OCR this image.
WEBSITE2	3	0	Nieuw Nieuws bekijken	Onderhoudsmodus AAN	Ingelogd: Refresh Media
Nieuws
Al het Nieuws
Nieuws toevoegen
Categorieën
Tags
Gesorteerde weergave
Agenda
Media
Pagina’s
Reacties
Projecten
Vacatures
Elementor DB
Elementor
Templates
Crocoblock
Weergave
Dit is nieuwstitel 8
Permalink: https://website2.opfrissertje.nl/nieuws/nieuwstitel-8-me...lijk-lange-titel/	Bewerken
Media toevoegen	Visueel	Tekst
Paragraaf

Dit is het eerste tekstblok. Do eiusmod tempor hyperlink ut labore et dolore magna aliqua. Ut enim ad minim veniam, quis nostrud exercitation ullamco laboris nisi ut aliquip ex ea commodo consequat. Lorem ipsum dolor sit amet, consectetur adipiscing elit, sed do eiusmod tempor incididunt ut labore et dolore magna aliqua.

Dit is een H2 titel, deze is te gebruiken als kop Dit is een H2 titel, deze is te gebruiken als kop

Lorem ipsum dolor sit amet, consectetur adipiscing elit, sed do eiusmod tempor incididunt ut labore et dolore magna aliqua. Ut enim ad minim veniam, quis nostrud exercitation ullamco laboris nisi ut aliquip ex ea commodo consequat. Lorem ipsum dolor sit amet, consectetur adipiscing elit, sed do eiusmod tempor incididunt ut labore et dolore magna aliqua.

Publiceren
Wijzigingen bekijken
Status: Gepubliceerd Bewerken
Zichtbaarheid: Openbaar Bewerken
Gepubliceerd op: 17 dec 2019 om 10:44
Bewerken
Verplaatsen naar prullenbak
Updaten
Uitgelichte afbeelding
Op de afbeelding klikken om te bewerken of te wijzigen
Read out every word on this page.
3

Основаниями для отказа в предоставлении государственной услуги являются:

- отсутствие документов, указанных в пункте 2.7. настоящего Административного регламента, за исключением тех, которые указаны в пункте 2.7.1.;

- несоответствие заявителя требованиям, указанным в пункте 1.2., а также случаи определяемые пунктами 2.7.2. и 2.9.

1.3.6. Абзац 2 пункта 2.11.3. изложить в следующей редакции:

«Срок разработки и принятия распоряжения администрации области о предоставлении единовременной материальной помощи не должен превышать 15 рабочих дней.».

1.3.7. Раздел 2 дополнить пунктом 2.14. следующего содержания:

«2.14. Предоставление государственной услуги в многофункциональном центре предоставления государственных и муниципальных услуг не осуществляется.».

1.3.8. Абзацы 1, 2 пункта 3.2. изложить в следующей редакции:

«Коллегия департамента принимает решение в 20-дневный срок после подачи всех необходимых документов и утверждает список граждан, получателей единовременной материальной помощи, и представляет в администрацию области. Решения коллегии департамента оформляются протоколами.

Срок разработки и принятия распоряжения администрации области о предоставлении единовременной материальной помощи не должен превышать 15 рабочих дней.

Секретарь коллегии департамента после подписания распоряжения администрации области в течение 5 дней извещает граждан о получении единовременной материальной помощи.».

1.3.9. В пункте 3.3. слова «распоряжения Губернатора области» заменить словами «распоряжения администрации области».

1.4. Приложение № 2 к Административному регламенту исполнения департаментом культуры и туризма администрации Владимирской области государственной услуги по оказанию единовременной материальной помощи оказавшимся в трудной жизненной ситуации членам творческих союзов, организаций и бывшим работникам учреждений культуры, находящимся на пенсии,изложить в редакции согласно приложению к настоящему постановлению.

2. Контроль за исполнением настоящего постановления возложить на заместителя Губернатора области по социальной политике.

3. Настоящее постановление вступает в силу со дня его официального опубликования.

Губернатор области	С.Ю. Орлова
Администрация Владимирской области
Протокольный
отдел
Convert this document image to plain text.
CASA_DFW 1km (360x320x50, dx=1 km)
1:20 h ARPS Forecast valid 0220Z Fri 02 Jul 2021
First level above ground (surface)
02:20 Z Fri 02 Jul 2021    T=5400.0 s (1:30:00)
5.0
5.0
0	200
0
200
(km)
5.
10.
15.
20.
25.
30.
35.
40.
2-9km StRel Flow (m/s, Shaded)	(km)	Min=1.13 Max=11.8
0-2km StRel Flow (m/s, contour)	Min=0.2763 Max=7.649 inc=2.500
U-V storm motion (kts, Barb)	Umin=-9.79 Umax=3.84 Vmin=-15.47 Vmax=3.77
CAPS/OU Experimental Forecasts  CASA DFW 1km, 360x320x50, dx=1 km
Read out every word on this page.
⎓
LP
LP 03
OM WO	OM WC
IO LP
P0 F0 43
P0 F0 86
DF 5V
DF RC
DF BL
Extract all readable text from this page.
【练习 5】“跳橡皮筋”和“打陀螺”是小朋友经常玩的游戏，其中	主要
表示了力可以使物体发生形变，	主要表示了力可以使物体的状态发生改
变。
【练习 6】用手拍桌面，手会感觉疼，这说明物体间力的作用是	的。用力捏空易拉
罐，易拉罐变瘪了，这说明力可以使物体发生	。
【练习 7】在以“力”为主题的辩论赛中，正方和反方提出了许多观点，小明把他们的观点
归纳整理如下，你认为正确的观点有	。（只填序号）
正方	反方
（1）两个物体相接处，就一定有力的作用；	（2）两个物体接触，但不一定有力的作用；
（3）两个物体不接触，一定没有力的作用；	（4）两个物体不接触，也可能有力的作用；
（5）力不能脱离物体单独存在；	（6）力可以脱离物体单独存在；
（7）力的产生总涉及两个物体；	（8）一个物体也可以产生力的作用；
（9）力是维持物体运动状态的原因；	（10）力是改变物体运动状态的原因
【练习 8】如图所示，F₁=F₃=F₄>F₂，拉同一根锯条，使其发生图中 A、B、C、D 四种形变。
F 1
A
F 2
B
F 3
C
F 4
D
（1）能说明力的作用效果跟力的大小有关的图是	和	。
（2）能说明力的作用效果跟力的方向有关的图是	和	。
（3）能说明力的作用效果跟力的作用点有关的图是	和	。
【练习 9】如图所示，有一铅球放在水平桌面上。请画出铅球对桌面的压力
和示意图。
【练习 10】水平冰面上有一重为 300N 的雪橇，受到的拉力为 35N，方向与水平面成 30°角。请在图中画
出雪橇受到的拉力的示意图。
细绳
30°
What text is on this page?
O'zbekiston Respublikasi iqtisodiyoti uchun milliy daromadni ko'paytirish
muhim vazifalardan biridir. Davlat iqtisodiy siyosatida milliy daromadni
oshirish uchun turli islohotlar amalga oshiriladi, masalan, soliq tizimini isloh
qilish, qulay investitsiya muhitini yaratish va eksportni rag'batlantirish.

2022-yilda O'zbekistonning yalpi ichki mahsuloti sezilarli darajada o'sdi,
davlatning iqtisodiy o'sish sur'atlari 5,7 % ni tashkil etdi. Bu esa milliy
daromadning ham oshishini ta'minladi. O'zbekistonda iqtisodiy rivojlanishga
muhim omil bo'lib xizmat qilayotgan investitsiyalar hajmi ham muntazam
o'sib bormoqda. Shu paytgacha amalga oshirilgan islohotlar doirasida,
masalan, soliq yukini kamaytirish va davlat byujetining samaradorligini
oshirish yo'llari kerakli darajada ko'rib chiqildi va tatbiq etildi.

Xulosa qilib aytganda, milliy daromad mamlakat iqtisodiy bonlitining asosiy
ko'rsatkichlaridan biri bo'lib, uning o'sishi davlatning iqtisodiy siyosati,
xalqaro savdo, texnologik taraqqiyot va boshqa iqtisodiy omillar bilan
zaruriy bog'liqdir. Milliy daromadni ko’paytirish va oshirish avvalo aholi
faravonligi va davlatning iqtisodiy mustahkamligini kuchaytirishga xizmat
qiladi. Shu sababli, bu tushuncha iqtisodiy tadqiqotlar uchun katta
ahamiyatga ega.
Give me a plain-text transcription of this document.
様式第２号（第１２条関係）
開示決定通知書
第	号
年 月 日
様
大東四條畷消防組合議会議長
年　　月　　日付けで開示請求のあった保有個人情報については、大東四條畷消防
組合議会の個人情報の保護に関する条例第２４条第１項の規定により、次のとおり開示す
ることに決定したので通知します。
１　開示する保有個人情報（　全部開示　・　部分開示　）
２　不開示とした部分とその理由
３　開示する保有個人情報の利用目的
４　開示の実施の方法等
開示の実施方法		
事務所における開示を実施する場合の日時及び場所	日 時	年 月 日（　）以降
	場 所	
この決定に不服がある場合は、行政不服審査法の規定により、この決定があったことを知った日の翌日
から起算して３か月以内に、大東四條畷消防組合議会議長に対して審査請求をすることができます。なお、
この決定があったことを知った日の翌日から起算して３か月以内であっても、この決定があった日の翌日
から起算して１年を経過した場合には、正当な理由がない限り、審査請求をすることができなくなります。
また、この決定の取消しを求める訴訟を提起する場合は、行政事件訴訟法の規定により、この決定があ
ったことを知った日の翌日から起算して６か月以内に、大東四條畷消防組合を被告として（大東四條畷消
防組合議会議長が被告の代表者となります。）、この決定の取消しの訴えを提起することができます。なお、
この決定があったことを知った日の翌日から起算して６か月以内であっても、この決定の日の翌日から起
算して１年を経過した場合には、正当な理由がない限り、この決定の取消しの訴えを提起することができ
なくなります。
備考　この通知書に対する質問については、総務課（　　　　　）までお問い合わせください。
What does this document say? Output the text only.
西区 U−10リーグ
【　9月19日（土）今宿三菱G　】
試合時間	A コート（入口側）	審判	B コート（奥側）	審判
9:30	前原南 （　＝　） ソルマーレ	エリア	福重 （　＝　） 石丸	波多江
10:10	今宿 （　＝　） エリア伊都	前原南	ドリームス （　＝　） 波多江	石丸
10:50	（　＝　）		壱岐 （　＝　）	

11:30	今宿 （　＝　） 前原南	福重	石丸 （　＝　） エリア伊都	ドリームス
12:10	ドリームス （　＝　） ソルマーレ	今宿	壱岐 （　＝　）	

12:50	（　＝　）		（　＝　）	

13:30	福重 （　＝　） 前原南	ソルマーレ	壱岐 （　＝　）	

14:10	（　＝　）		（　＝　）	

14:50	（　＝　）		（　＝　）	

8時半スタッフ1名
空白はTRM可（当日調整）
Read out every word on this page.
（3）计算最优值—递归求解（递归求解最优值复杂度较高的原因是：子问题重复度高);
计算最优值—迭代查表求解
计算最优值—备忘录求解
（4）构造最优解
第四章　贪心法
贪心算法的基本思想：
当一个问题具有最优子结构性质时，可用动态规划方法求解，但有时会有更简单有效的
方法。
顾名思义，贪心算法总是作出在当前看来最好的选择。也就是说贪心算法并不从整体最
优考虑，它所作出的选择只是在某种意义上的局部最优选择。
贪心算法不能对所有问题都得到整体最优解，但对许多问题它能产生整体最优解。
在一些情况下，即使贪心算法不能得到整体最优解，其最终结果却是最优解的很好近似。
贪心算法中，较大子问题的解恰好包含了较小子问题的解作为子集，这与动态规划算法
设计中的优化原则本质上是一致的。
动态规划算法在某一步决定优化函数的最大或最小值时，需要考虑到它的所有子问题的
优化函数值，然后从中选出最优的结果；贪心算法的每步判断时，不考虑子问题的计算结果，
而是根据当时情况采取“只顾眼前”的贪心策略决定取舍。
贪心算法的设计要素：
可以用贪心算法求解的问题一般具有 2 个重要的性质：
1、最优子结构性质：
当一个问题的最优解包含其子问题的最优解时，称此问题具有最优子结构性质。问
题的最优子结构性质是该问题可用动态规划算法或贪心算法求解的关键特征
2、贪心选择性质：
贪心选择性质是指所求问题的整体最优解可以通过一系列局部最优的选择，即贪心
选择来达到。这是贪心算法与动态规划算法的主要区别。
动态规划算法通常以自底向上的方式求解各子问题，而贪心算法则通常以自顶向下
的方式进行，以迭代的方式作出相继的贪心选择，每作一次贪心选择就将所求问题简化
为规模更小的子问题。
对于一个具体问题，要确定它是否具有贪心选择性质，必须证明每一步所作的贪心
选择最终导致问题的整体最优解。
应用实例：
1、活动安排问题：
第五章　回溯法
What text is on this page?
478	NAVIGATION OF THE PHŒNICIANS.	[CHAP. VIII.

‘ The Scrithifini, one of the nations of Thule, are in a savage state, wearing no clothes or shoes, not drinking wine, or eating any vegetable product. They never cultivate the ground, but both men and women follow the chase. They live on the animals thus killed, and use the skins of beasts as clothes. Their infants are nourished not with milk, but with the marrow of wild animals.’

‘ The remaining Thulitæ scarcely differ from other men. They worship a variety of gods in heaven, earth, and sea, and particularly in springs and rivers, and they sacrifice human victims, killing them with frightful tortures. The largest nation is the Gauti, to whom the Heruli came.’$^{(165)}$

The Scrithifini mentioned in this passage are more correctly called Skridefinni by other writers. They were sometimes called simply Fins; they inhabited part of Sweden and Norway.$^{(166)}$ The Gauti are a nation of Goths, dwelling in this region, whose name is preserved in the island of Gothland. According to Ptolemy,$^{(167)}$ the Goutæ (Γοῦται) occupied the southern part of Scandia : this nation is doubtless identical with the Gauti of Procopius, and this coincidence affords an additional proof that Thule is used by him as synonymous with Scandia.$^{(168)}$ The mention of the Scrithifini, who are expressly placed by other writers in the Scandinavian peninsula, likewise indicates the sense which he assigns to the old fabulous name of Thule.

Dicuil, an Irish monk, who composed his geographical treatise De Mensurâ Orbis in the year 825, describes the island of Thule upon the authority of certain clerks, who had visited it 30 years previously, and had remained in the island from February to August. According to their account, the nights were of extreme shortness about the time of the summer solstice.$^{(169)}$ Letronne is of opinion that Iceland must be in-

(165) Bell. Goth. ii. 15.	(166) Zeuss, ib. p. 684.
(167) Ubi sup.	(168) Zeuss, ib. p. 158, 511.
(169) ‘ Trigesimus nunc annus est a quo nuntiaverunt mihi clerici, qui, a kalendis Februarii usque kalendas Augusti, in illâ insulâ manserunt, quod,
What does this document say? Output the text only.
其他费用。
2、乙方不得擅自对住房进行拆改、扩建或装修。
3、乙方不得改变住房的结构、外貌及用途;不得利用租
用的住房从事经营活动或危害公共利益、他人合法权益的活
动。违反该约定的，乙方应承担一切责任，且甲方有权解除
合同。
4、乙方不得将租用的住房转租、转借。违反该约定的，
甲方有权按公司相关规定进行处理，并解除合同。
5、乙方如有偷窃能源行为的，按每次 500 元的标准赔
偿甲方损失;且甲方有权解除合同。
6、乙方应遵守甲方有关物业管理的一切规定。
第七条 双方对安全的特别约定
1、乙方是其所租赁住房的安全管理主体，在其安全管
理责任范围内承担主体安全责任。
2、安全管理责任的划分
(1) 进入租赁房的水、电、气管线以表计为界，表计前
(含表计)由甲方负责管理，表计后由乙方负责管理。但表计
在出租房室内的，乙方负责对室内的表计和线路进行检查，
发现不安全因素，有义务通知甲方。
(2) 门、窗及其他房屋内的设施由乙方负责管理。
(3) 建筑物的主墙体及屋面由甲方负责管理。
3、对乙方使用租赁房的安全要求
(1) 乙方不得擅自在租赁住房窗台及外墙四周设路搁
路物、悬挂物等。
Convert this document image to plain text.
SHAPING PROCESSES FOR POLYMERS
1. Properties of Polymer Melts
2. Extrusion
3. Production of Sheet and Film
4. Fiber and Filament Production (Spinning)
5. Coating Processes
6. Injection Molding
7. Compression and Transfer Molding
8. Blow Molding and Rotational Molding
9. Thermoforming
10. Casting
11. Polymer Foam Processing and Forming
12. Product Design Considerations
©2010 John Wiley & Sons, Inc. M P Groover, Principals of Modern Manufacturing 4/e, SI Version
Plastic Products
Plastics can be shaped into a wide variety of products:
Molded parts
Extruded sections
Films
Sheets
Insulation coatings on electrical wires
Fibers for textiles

===

Your instructions - Gather each line from the listing above that holds "Zeuss".

Expected answer -
(165) Bell. Goth. ii. 15.	(166) Zeuss, ib. p. 684.
(167) Ubi sup.	(168) Zeuss, ib. p. 158, 511.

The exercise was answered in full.